* Begin Data entries *

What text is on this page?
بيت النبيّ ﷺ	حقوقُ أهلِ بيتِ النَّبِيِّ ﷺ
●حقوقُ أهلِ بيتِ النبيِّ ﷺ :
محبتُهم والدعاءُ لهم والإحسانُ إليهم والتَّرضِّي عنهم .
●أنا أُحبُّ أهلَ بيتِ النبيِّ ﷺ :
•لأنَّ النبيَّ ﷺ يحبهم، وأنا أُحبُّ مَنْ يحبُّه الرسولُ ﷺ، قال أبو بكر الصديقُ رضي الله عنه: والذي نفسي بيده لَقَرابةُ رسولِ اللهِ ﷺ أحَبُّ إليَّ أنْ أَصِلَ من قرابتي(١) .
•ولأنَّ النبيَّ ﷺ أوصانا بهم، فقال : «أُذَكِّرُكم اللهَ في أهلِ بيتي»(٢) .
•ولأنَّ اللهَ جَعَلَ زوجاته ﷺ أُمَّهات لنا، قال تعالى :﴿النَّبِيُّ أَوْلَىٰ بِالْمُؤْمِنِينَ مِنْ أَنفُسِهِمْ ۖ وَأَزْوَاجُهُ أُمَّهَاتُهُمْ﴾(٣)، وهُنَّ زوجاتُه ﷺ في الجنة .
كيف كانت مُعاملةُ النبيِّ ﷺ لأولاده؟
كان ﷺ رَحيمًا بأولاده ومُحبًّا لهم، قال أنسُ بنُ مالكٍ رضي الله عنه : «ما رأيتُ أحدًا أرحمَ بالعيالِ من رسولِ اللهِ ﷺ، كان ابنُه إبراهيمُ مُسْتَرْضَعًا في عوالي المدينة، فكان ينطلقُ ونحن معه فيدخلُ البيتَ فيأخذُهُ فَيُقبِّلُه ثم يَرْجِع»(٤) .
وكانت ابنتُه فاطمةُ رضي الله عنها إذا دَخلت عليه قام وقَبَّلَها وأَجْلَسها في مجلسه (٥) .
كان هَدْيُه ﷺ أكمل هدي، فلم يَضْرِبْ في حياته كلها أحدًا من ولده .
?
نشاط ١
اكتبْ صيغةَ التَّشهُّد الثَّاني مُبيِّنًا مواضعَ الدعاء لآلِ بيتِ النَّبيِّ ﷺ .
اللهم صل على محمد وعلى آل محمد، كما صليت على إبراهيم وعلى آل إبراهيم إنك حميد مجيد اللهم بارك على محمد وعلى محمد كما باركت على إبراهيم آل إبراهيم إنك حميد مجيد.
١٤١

* End Data entries *

Retype the entries one by one, exactly.

**Written answer**
What text is on this page?
بيت النبيّ ﷺ	حقوقُ أهلِ بيتِ النَّبِيِّ ﷺ
●حقوقُ أهلِ بيتِ النبيِّ ﷺ :
محبتُهم والدعاءُ لهم والإحسانُ إليهم والتَّرضِّي عنهم .
●أنا أُحبُّ أهلَ بيتِ النبيِّ ﷺ :
•لأنَّ النبيَّ ﷺ يحبهم، وأنا أُحبُّ مَنْ يحبُّه الرسولُ ﷺ، قال أبو بكر الصديقُ رضي الله عنه: والذي نفسي بيده لَقَرابةُ رسولِ اللهِ ﷺ أحَبُّ إليَّ أنْ أَصِلَ من قرابتي(١) .
•ولأنَّ النبيَّ ﷺ أوصانا بهم، فقال : «أُذَكِّرُكم اللهَ في أهلِ بيتي»(٢) .
•ولأنَّ اللهَ جَعَلَ زوجاته ﷺ أُمَّهات لنا، قال تعالى :﴿النَّبِيُّ أَوْلَىٰ بِالْمُؤْمِنِينَ مِنْ أَنفُسِهِمْ ۖ وَأَزْوَاجُهُ أُمَّهَاتُهُمْ﴾(٣)، وهُنَّ زوجاتُه ﷺ في الجنة .
كيف كانت مُعاملةُ النبيِّ ﷺ لأولاده؟
كان ﷺ رَحيمًا بأولاده ومُحبًّا لهم، قال أنسُ بنُ مالكٍ رضي الله عنه : «ما رأيتُ أحدًا أرحمَ بالعيالِ من رسولِ اللهِ ﷺ، كان ابنُه إبراهيمُ مُسْتَرْضَعًا في عوالي المدينة، فكان ينطلقُ ونحن معه فيدخلُ البيتَ فيأخذُهُ فَيُقبِّلُه ثم يَرْجِع»(٤) .
وكانت ابنتُه فاطمةُ رضي الله عنها إذا دَخلت عليه قام وقَبَّلَها وأَجْلَسها في مجلسه (٥) .
كان هَدْيُه ﷺ أكمل هدي، فلم يَضْرِبْ في حياته كلها أحدًا من ولده .
?
نشاط ١
اكتبْ صيغةَ التَّشهُّد الثَّاني مُبيِّنًا مواضعَ الدعاء لآلِ بيتِ النَّبيِّ ﷺ .
اللهم صل على محمد وعلى آل محمد، كما صليت على إبراهيم وعلى آل إبراهيم إنك حميد مجيد اللهم بارك على محمد وعلى محمد كما باركت على إبراهيم آل إبراهيم إنك حميد مجيد.
١٤١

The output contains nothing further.